TASK GOAL: Could you rewrite the rows from the start through the line that contains "panel-a-data-point xyxy=(619,59,627,68)", swapping "inset-data-point" for "inset-marker" and leaving everything else unchanged?

RECORDS PROVIDED:
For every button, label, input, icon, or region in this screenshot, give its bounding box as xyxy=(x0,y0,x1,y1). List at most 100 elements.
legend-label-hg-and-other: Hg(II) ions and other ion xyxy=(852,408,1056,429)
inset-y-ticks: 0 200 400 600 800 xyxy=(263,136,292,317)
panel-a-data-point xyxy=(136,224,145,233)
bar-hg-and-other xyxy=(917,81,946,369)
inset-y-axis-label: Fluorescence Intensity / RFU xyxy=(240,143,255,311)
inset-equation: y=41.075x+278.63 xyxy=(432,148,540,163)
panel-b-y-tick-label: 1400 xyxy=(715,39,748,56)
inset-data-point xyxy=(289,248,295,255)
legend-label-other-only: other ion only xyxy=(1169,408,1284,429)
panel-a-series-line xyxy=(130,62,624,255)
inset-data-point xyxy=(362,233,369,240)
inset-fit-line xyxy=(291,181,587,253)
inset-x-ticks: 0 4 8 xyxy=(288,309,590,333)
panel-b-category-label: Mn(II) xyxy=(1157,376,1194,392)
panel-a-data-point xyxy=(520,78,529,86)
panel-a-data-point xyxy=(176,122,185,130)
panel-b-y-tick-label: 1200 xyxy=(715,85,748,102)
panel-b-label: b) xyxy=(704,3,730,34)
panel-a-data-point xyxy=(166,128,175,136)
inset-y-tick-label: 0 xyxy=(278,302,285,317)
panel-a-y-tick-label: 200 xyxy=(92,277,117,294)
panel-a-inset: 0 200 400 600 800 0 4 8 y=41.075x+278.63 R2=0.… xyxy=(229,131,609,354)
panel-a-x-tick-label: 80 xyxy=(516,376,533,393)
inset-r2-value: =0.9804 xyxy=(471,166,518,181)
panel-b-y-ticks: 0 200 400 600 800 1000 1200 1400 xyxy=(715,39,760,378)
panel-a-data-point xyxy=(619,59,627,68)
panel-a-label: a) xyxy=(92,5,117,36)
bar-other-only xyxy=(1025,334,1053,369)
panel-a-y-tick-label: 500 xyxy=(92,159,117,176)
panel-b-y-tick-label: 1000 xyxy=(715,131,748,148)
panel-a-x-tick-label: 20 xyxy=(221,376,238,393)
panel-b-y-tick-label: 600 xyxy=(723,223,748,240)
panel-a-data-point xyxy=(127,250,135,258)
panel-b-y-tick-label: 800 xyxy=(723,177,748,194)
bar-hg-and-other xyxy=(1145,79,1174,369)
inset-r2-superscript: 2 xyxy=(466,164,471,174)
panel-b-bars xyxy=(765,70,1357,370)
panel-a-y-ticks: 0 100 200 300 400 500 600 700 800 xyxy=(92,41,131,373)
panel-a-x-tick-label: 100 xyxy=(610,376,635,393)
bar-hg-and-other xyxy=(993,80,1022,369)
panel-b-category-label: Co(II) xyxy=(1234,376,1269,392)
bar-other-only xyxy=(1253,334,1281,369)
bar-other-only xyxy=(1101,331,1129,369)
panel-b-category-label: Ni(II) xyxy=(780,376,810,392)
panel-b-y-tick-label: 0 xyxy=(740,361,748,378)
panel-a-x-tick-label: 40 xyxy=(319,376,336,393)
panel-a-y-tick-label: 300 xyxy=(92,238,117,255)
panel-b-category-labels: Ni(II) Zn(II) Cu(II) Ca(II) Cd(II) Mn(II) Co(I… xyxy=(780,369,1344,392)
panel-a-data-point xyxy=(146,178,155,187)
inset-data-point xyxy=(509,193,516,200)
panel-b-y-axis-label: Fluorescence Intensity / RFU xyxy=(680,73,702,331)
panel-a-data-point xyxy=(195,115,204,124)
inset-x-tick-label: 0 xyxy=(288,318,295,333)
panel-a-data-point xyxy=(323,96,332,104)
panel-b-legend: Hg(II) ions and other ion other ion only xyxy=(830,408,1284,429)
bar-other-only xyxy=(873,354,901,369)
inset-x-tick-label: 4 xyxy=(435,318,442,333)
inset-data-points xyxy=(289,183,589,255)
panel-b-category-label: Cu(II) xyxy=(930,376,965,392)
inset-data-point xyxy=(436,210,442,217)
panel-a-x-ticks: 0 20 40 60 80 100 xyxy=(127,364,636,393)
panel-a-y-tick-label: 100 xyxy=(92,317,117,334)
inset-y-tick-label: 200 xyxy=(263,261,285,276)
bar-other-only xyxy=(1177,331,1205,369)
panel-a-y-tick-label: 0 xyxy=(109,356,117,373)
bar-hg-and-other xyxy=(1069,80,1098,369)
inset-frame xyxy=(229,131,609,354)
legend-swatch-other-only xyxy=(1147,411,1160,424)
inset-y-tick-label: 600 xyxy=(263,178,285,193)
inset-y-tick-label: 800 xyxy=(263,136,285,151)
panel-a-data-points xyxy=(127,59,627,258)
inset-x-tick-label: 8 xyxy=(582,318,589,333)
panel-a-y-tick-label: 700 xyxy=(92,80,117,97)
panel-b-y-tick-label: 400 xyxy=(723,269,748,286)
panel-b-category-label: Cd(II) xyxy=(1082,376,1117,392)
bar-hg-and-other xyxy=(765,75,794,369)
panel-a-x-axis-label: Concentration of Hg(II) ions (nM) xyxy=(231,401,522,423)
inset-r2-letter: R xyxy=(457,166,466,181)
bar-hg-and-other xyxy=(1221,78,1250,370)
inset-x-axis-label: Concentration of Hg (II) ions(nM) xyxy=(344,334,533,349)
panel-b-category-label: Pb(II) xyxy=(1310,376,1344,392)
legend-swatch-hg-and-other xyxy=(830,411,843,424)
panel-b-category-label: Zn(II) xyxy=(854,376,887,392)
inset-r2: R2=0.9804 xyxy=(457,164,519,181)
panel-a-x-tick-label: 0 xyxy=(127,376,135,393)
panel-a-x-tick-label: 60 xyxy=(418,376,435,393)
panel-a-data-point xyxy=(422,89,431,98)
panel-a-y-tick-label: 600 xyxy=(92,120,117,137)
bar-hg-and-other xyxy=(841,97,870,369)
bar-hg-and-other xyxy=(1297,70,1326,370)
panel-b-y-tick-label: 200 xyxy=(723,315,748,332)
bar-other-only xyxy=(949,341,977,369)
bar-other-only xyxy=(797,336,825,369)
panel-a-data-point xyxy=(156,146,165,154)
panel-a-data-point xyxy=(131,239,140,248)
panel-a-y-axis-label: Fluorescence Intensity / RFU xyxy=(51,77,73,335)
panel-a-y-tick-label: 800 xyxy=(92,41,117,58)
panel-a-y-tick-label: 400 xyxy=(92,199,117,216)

RESPONSE BELOW:
For every button, label, input, icon, or region in this screenshot, give its bounding box as xyxy=(x0,y0,x1,y1). List at most 100 elements.
legend-label-hg-and-other: Hg(II) ions and other ion xyxy=(852,408,1056,429)
inset-y-ticks: 0 200 400 600 800 xyxy=(263,136,292,317)
panel-a-data-point xyxy=(136,224,145,233)
bar-hg-and-other xyxy=(917,81,946,369)
inset-y-axis-label: Fluorescence Intensity / RFU xyxy=(240,143,255,311)
inset-equation: y=41.075x+278.63 xyxy=(432,148,540,163)
panel-b-y-tick-label: 1400 xyxy=(715,39,748,56)
inset-marker xyxy=(289,248,295,255)
legend-label-other-only: other ion only xyxy=(1169,408,1284,429)
panel-a-series-line xyxy=(130,62,624,255)
inset-marker xyxy=(362,233,369,240)
inset-fit-line xyxy=(291,181,587,253)
inset-x-ticks: 0 4 8 xyxy=(288,309,590,333)
panel-b-category-label: Mn(II) xyxy=(1157,376,1194,392)
panel-a-data-point xyxy=(520,78,529,86)
panel-a-data-point xyxy=(176,122,185,130)
panel-b-y-tick-label: 1200 xyxy=(715,85,748,102)
panel-b-label: b) xyxy=(704,3,730,34)
panel-a-data-point xyxy=(166,128,175,136)
inset-y-tick-label: 0 xyxy=(278,302,285,317)
panel-a-y-tick-label: 200 xyxy=(92,277,117,294)
panel-a-inset: 0 200 400 600 800 0 4 8 y=41.075x+278.63 R2=0.… xyxy=(229,131,609,354)
panel-a-x-tick-label: 80 xyxy=(516,376,533,393)
inset-r2-value: =0.9804 xyxy=(471,166,518,181)
panel-b-y-ticks: 0 200 400 600 800 1000 1200 1400 xyxy=(715,39,760,378)
panel-a-data-point xyxy=(619,59,627,68)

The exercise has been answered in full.